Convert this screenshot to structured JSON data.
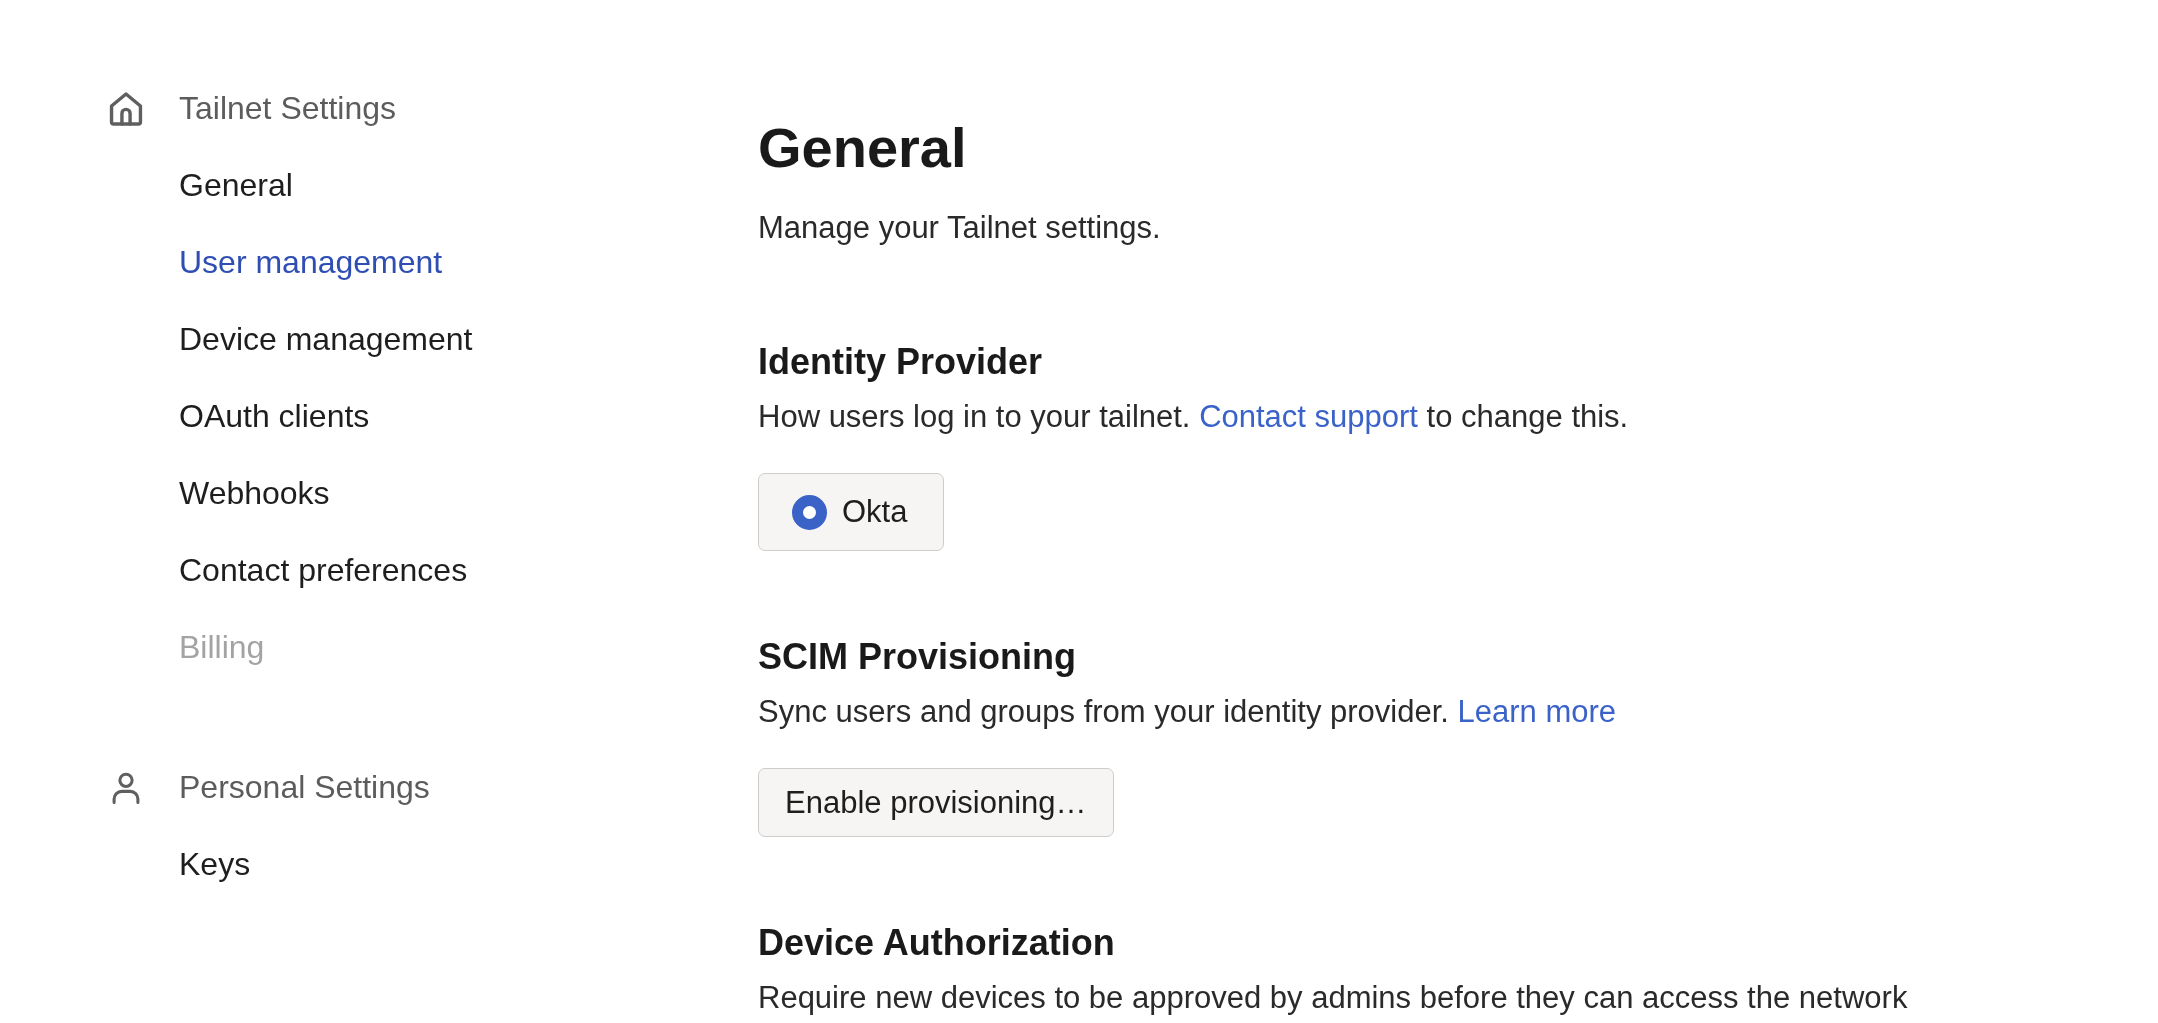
{
  "sidebar": {
    "groups": [
      {
        "title": "Tailnet Settings",
        "items": [
          {
            "label": "General",
            "selected": false,
            "disabled": false
          },
          {
            "label": "User management",
            "selected": true,
            "disabled": false
          },
          {
            "label": "Device management",
            "selected": false,
            "disabled": false
          },
          {
            "label": "OAuth clients",
            "selected": false,
            "disabled": false
          },
          {
            "label": "Webhooks",
            "selected": false,
            "disabled": false
          },
          {
            "label": "Contact preferences",
            "selected": false,
            "disabled": false
          },
          {
            "label": "Billing",
            "selected": false,
            "disabled": true
          }
        ]
      },
      {
        "title": "Personal Settings",
        "items": [
          {
            "label": "Keys",
            "selected": false,
            "disabled": false
          }
        ]
      }
    ]
  },
  "main": {
    "title": "General",
    "subtitle": "Manage your Tailnet settings.",
    "sections": [
      {
        "heading": "Identity Provider",
        "description": {
          "text": "How users log in to your tailnet.",
          "link": "Contact support",
          "after": "to change this."
        },
        "control": {
          "kind": "radio_group",
          "options": [
            {
              "label": "Okta",
              "selected": true
            }
          ]
        }
      },
      {
        "heading": "SCIM Provisioning",
        "description": {
          "text": "Sync users and groups from your identity provider.",
          "link": "Learn more"
        },
        "control": {
          "kind": "button",
          "label": "Enable provisioning…"
        }
      },
      {
        "heading": "Device Authorization",
        "description": {
          "text": "Require new devices to be approved by admins before they can access the network"
        }
      }
    ]
  }
}
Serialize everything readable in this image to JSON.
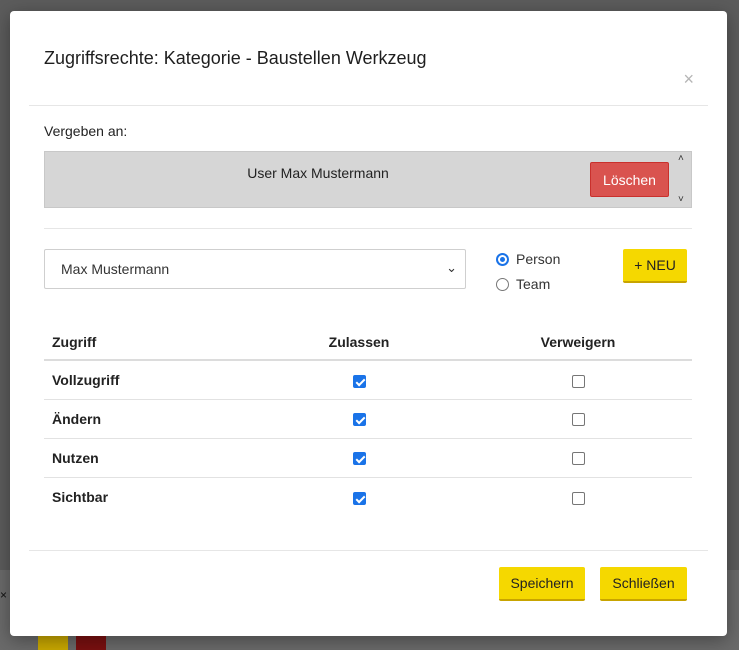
***
WRITTEN TASK
Looking at the data above, show all lines where the word "heading" occurs.

PROBLEM SOLUTION
        "heading": "Identity Provider",
        "heading": "SCIM Provisioning",
        "heading": "Device Authorization",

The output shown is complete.